Determine which lines of the records include the word "other", and copy them.

━━━━━ Material for this task ━━━━━

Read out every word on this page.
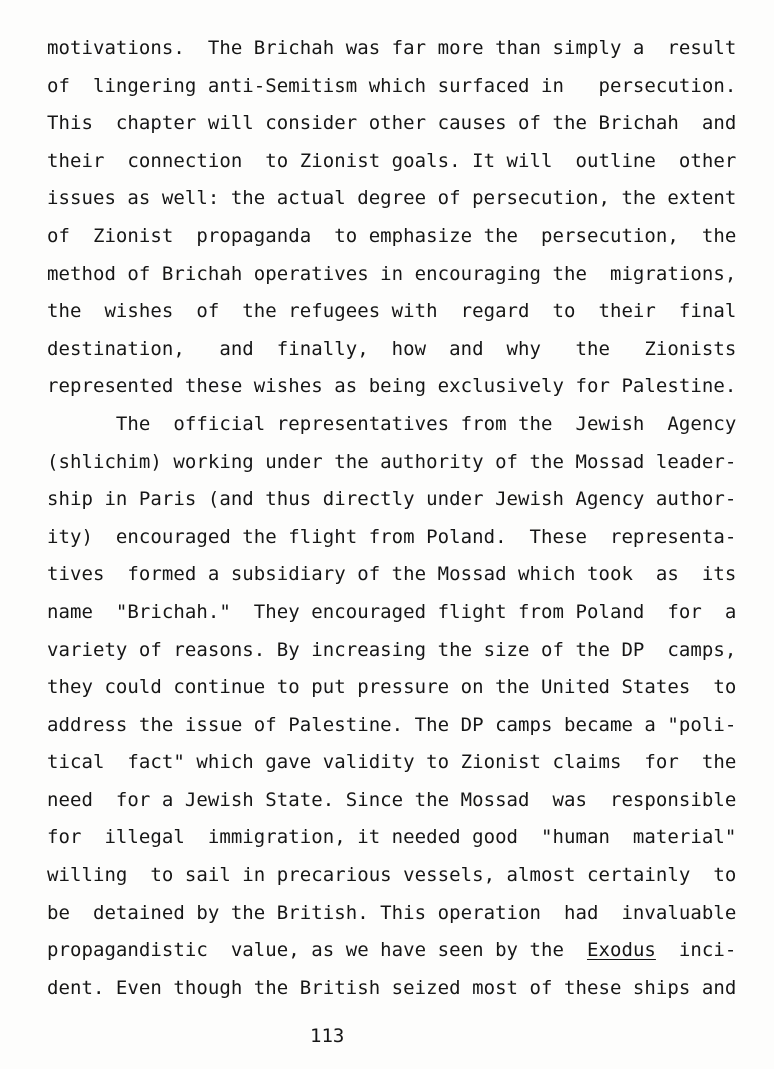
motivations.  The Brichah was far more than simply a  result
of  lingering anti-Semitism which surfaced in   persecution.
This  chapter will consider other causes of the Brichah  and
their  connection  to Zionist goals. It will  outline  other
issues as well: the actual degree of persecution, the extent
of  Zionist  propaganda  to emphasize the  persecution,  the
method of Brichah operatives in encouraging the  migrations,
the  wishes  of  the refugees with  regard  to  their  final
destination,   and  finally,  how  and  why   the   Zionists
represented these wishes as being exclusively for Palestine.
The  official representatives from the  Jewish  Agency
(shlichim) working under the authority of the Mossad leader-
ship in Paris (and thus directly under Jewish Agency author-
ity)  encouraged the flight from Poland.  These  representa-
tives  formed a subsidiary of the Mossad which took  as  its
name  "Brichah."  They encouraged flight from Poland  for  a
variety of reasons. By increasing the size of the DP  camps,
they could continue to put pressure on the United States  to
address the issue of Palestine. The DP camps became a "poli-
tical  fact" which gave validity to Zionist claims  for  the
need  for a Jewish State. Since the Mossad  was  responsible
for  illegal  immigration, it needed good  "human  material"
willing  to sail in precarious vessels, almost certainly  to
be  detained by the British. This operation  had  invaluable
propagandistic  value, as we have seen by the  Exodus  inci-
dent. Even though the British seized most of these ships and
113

━━━━━

# [The answer]
This  chapter will consider other causes of the Brichah  and
their  connection  to Zionist goals. It will  outline  other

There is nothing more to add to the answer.